## Dataset records

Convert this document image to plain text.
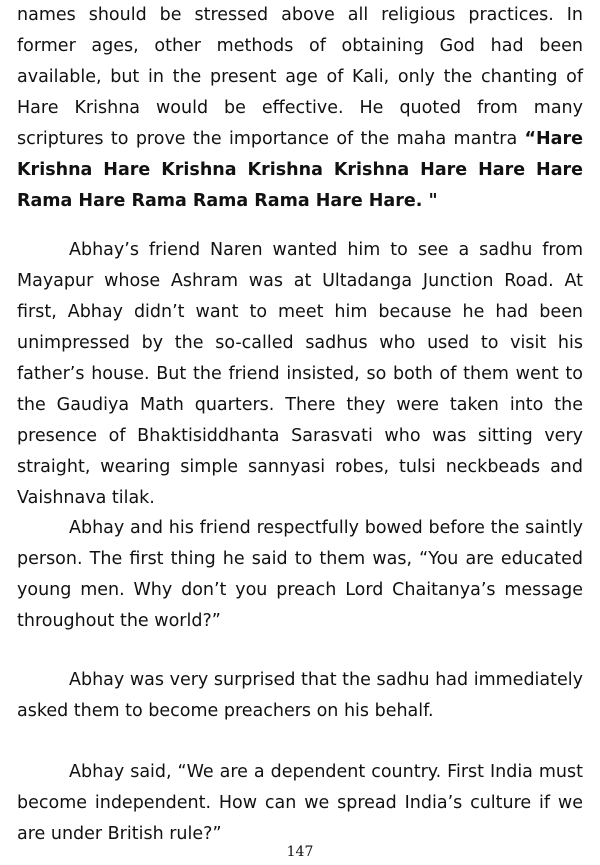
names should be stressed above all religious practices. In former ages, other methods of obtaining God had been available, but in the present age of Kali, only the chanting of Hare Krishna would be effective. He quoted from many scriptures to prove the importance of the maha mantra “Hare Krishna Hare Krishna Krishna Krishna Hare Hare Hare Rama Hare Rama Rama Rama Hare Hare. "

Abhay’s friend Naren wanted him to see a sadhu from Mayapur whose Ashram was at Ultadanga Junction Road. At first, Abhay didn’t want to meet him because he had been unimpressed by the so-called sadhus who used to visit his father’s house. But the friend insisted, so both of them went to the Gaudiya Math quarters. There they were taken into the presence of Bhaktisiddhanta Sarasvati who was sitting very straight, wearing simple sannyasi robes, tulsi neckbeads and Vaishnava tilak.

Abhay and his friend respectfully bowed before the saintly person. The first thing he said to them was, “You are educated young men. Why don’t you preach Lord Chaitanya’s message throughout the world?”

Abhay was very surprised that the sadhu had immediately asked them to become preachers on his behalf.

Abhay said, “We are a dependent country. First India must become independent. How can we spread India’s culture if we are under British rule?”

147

## Short exercise
Copy out every line of the data that includes the word "become".

## Task answer
Abhay was very surprised that the sadhu had immediately asked them to become preachers on his behalf.
Abhay said, “We are a dependent country. First India must become independent. How can we spread India’s culture if we are under British rule?”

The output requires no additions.